Suche
Contact
29.06.2021 | KPMG Law Insights

Zulässigkeit von Tätowierungen im Beamtenrecht

Zulässigkeit von Tätowierungen im Beamtenrecht

Für viele Personen sind Tätowierungen Ausdruck ihrer persönlichen Erfahrungen und ihrer Persönlichkeit. Häufig zieren die bunten Motive auch nur als modisches Accessoire den Körper ihres Trägers. Aus einer Umfrage aus dem Jahr 2019 geht hervor, dass jede fünfte Person in Deutschland tätowiert ist. Insbesondere unter jungen Menschen zwischen 20 und 29 Jahren finden Tattoos immer größeren Anklang. Jedoch können vor allem großflächige Tätowierungen, die als Körperschmuck oft ungerne versteckt werden bei der Jobsuche hinderlich sein, da viele Menschen und insbesondere auch Arbeitgeber Tattoos kritisch gegenüberstehen.

== DATENAUSZUG ==
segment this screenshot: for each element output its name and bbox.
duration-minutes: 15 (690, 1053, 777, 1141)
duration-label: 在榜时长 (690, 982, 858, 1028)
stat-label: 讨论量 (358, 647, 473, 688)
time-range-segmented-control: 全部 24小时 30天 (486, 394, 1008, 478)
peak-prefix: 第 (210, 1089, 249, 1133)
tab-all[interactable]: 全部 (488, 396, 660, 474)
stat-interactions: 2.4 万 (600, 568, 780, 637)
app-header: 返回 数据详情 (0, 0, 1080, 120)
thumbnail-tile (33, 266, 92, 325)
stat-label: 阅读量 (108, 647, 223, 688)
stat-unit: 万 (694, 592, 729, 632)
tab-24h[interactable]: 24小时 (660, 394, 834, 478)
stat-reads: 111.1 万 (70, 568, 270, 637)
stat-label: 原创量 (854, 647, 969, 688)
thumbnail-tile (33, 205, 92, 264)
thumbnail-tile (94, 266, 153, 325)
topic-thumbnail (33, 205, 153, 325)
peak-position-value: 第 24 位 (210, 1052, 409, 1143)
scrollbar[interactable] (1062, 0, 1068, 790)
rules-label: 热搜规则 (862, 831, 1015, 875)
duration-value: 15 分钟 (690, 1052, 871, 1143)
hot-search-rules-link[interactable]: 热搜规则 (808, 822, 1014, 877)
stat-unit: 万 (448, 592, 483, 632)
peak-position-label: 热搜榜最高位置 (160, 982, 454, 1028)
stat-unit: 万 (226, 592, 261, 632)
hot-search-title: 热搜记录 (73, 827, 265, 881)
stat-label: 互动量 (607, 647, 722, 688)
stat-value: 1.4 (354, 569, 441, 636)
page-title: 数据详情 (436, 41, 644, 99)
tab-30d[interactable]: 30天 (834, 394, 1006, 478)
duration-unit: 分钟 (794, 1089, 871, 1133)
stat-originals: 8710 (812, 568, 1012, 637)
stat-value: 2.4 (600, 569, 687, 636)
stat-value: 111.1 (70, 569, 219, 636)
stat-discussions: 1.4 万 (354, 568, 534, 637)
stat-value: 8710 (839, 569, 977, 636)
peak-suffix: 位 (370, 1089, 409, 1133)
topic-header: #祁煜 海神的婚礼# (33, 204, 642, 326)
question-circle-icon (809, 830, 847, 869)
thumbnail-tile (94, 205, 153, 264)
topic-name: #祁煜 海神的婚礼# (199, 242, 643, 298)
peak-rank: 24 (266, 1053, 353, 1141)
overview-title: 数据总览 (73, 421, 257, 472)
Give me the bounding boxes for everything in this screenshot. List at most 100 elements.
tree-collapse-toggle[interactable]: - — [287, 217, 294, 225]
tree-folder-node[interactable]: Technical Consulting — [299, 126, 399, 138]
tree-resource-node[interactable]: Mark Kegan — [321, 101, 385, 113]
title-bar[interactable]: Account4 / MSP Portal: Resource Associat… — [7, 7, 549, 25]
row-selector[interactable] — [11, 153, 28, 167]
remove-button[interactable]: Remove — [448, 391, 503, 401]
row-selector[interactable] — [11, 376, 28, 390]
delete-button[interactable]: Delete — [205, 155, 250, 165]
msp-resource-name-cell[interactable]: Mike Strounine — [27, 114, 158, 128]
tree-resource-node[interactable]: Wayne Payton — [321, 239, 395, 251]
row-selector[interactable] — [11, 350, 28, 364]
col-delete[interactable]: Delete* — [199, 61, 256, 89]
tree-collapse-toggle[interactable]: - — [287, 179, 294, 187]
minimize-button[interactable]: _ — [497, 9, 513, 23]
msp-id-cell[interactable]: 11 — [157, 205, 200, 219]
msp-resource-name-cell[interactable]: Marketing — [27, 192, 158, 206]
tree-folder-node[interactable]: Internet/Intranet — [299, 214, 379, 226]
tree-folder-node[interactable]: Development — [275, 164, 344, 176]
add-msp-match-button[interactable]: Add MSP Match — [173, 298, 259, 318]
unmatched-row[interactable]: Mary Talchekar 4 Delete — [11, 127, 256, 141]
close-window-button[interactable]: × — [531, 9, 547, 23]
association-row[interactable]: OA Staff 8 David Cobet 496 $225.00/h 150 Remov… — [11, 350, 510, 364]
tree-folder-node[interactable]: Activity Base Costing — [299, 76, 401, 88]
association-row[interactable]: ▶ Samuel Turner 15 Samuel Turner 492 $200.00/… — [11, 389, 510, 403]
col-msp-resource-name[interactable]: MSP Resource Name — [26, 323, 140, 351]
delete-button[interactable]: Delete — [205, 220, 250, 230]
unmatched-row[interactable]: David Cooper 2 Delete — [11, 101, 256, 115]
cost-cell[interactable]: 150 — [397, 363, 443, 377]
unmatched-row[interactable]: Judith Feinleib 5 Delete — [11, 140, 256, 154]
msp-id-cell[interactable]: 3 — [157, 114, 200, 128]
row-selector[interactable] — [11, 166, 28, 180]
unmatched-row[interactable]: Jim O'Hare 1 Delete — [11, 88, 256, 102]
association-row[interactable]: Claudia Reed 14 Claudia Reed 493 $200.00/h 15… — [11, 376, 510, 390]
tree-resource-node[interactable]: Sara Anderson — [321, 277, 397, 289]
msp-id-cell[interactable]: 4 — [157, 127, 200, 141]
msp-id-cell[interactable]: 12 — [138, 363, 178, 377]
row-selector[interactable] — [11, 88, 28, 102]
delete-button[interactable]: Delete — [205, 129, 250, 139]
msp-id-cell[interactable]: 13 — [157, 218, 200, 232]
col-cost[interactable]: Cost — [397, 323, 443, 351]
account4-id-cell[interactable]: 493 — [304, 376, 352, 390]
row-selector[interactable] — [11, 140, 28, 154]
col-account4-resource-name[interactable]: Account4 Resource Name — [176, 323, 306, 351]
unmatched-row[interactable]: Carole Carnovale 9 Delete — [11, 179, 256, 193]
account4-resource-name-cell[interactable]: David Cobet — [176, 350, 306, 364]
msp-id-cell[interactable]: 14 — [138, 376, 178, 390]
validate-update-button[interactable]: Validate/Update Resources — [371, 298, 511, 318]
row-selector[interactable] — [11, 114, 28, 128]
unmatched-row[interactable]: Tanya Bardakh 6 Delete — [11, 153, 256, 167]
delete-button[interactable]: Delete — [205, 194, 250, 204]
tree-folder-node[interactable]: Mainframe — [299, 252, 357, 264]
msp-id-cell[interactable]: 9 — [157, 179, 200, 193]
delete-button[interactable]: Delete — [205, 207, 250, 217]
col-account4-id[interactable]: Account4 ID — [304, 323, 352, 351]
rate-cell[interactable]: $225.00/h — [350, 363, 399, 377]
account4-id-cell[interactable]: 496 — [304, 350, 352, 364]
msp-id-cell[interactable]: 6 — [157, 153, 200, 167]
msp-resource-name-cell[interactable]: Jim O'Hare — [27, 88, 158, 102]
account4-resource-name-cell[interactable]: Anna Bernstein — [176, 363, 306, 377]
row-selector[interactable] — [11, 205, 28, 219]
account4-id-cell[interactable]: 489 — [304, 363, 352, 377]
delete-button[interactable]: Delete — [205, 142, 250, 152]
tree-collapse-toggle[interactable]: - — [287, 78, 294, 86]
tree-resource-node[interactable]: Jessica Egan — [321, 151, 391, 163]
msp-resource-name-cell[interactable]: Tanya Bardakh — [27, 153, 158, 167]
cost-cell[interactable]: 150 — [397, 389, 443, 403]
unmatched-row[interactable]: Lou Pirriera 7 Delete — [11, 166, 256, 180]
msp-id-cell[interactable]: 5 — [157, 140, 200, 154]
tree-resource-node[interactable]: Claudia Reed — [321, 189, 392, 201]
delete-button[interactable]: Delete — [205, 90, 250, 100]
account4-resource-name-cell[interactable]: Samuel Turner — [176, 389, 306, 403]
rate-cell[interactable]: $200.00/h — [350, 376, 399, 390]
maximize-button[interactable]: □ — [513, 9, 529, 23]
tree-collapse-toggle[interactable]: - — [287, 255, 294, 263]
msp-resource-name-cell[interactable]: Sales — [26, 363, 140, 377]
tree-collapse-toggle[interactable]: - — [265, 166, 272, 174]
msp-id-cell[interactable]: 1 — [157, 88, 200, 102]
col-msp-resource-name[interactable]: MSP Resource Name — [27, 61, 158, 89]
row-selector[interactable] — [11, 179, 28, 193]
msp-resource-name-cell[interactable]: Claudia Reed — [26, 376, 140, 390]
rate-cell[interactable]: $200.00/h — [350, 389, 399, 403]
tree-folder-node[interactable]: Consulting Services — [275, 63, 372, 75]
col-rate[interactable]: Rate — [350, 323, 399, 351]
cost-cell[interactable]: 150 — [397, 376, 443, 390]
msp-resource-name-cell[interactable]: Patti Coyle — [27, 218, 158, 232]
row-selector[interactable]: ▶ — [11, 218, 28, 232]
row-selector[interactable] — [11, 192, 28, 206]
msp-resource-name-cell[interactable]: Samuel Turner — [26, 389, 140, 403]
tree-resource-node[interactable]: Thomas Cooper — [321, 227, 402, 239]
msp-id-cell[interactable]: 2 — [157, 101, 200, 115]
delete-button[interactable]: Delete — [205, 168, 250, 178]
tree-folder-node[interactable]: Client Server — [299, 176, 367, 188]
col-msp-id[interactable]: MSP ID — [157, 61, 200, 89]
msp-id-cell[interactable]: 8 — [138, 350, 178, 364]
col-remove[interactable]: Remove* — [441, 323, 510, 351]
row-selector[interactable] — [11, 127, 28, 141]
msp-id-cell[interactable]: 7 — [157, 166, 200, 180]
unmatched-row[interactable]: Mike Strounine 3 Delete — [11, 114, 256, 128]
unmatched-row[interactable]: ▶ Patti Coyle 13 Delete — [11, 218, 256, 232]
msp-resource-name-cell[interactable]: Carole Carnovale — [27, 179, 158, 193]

== SCHRIFTLICHE AUFGABE A ==
Welcher Anteil der Menschen in Deutschland ist laut dem Text über Tätowierungen im Beamtenrecht nach einer Umfrage aus dem Jahr 2019 tätowiert?
== SCHRIFTLICHE AUFGABE B ==
Führe den Text über Tätowierungen im Beamtenrecht im Anschluss an seinen letzten Satz weiter.
Die Einträge werden hier nicht gebraucht.

== ERGEBNIS A ==
Jede fünfte Person in Deutschland ist tätowiert.

== ERGEBNIS B ==
So können auch im Beamtenrecht sichtbare Tätowierungen ein Problem darstellen. Vor dem Hintergrund der Neutralitätspflicht und der Repräsentationsfunktion von Beamten und Beamtinnen mussten sich deutsche Gerichte schon häufig mit der Frage beschäftigen, ob und inwieweit Tattoos bei Beamtinnen und Beamten erlaubt sind. Zum Beispiel war es nicht hinderlich für die Einstellung eines Polizisten, dass er einen großen Löwenkopf mit gefletschten Zähnen auf der Brust tätowiert hatte. In einem anderen Fall wurde es einem Polizisten verboten, sich als Erinnerung an seine Flitterwochen auf Hawaii den Schriftzug „Aloha“ auf den Unterarm tätowieren zu lassen. Oft wurde bei den gerichtlichen Entscheidungen darauf abgestellt, ob die Tätowierungen bei dem Tragen der Sommeruniform sichtbar sind oder unter der Dienstkleidung verschwinden.

Ein generelles Verbot für Tätowierungen für Beamten und Beamtinnen gibt es allerdings nicht. Im Bund und in einigen Ländern wurde das Erscheinungsbild von Beamten und Beamtinnen bisher in Verwaltungsvorschriften oder Runderlassen geregelt, die sich auf die Befugnis zur Regelung der Dienstkleidung stützen. Für Bundesbeamte wurde ein solches Tätowierungsverbot auf § 74 BBG gestützt. § 74 BBG regelt, dass der Bundespräsident oder eine von ihm bestimmte Stelle Bestimmungen über die Dienstkleidung, die bei Wahrnehmung des Amtes üblich oder erforderlich ist, trifft.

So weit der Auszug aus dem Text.